*BRIEF*:
Each line of the data that includes the string "Glyceryl" is to be copied out.

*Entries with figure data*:
# # # # #
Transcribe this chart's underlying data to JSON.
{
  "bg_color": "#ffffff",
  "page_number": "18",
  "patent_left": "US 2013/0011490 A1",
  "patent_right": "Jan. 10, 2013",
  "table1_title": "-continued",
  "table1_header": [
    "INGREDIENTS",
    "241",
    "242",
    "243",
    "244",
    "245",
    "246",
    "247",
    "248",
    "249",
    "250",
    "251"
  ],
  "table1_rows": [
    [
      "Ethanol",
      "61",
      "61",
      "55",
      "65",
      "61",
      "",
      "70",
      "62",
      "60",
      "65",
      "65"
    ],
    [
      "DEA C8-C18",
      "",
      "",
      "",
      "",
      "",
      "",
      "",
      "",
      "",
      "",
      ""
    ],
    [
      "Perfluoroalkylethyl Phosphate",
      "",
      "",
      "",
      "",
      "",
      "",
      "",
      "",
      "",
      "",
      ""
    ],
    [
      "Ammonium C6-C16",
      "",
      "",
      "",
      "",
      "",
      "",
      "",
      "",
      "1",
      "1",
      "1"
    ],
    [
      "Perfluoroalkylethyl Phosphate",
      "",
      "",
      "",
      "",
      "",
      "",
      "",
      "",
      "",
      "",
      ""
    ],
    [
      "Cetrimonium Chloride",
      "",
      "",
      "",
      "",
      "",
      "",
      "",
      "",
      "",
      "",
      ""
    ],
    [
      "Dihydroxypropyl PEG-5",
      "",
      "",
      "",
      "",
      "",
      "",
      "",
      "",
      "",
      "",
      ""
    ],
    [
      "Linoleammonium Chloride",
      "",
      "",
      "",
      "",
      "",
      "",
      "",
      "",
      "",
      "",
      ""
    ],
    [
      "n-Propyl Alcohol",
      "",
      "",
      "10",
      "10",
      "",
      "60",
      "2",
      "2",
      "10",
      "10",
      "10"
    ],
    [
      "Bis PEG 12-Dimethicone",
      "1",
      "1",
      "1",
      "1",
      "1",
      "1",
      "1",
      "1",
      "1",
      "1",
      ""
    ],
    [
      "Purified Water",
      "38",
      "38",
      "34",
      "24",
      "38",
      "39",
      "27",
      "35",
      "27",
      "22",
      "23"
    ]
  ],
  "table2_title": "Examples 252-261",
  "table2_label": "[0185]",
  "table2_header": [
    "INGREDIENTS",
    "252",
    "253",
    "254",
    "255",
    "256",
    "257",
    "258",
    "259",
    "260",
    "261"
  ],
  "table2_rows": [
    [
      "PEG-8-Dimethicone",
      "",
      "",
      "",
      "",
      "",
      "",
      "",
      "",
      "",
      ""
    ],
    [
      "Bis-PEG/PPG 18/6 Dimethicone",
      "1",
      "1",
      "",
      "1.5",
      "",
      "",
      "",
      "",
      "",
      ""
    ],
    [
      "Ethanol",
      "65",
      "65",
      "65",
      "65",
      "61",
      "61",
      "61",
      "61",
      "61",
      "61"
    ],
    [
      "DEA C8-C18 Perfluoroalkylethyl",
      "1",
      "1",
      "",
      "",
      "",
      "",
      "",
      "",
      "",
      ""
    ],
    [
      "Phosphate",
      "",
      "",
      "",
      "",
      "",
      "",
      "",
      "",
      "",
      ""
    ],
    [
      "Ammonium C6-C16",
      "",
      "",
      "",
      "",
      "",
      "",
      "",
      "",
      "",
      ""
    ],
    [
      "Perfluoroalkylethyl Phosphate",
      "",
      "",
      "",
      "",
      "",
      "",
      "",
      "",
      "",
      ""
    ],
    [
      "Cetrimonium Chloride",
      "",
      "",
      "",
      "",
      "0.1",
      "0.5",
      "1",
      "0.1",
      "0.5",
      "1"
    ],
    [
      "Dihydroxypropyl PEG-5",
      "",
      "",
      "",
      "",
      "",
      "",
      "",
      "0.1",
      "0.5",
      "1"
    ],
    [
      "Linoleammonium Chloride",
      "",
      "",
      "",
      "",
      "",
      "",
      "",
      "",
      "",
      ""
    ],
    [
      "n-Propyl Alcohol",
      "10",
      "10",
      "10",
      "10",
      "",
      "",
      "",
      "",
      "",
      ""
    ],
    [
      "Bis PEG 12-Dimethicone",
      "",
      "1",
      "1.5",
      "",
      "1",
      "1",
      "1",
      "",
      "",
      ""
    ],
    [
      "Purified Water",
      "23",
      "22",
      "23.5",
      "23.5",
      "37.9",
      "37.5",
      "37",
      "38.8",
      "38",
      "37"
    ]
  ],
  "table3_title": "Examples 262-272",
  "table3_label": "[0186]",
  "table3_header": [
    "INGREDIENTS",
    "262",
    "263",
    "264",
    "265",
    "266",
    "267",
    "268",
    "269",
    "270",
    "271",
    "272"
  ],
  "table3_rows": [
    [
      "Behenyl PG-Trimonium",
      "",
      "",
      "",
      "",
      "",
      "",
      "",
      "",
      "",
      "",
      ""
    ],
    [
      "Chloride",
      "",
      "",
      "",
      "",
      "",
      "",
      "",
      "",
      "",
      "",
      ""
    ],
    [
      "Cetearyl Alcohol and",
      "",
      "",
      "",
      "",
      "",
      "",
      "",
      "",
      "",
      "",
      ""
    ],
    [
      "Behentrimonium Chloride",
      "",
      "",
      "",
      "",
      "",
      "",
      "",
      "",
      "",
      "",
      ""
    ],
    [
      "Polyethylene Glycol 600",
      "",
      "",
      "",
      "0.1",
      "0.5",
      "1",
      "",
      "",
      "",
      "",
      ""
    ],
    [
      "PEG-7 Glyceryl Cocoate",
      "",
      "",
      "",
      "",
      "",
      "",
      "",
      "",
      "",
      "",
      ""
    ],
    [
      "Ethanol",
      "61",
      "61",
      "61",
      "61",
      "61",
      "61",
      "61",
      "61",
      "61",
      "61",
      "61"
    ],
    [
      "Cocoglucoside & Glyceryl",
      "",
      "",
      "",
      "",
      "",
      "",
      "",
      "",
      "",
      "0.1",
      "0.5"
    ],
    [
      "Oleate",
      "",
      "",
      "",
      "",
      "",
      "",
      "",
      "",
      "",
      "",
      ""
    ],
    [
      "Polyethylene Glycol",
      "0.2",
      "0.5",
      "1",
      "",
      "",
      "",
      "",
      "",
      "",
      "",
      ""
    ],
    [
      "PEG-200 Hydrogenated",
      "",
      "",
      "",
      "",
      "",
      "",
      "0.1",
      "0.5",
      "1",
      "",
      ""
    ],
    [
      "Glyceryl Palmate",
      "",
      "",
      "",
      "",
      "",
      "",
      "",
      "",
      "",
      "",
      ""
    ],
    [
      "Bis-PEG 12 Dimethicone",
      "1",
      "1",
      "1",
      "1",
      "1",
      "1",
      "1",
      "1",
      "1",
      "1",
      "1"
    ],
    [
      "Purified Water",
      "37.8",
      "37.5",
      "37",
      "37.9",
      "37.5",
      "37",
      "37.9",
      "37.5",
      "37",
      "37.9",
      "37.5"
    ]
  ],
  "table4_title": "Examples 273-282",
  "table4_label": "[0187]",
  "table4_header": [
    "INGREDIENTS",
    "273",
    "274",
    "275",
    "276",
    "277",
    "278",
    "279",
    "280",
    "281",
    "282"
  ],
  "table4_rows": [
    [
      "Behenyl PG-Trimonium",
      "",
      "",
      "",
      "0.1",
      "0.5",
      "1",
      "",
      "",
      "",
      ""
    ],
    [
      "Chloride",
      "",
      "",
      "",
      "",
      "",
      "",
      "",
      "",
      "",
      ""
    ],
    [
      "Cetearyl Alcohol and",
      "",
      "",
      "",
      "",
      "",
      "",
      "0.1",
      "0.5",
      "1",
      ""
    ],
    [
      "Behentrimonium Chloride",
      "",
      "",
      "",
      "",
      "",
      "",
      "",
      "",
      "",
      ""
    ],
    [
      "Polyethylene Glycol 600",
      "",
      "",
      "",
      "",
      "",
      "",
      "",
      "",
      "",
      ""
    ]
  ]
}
# # # # #
*CORRECT ANSWER*:
      "PEG-7 Glyceryl Cocoate",
      "Cocoglucoside & Glyceryl",
      "Glyceryl Palmate",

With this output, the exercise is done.